begin

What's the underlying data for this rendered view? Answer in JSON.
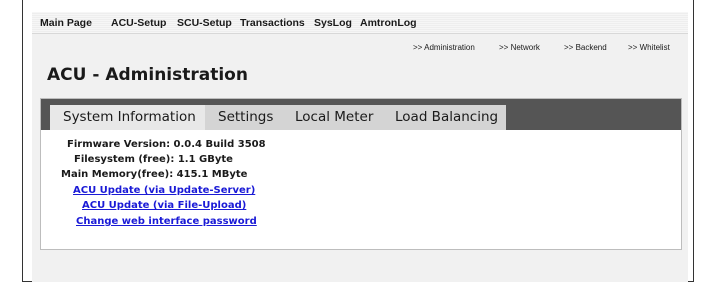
{
  "topnav": {
    "items": [
      "Main Page",
      "ACU-Setup",
      "SCU-Setup",
      "Transactions",
      "SysLog",
      "AmtronLog"
    ]
  },
  "subnav": {
    "items": [
      ">> Administration",
      ">> Network",
      ">> Backend",
      ">> Whitelist"
    ]
  },
  "page_title": "ACU - Administration",
  "tabs": [
    {
      "label": "System Information",
      "active": true
    },
    {
      "label": "Settings",
      "active": false
    },
    {
      "label": "Local Meter",
      "active": false
    },
    {
      "label": "Load Balancing",
      "active": false
    }
  ],
  "system_info": {
    "firmware": "Firmware Version: 0.0.4 Build 3508",
    "filesystem": "Filesystem (free): 1.1 GByte",
    "memory": "Main Memory(free): 415.1 MByte"
  },
  "links": {
    "update_server": "ACU Update (via Update-Server)",
    "update_file": "ACU Update (via File-Upload)",
    "change_password": "Change web interface password"
  },
  "colors": {
    "tabbar": "#555555",
    "active_tab": "#e8e8e8",
    "inactive_tab": "#d4d4d4",
    "link": "#1a1ad6"
  }
}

end

--- WRITTEN EXERCISE ---
Retype the whole listing exactly and leave the pictures out.

--- WRITTEN ANSWER ---
What's the underlying data for this rendered view? Answer in JSON.
{
  "topnav": {
    "items": [
      "Main Page",
      "ACU-Setup",
      "SCU-Setup",
      "Transactions",
      "SysLog",
      "AmtronLog"
    ]
  },
  "subnav": {
    "items": [
      ">> Administration",
      ">> Network",
      ">> Backend",
      ">> Whitelist"
    ]
  },
  "page_title": "ACU - Administration",
  "tabs": [
    {
      "label": "System Information",
      "active": true
    },
    {
      "label": "Settings",
      "active": false
    },
    {
      "label": "Local Meter",
      "active": false
    },
    {
      "label": "Load Balancing",
      "active": false
    }
  ],
  "system_info": {
    "firmware": "Firmware Version: 0.0.4 Build 3508",
    "filesystem": "Filesystem (free): 1.1 GByte",
    "memory": "Main Memory(free): 415.1 MByte"
  },
  "links": {
    "update_server": "ACU Update (via Update-Server)",
    "update_file": "ACU Update (via File-Upload)",
    "change_password": "Change web interface password"
  },
  "colors": {
    "tabbar": "#555555",
    "active_tab": "#e8e8e8",
    "inactive_tab": "#d4d4d4",
    "link": "#1a1ad6"
  }
}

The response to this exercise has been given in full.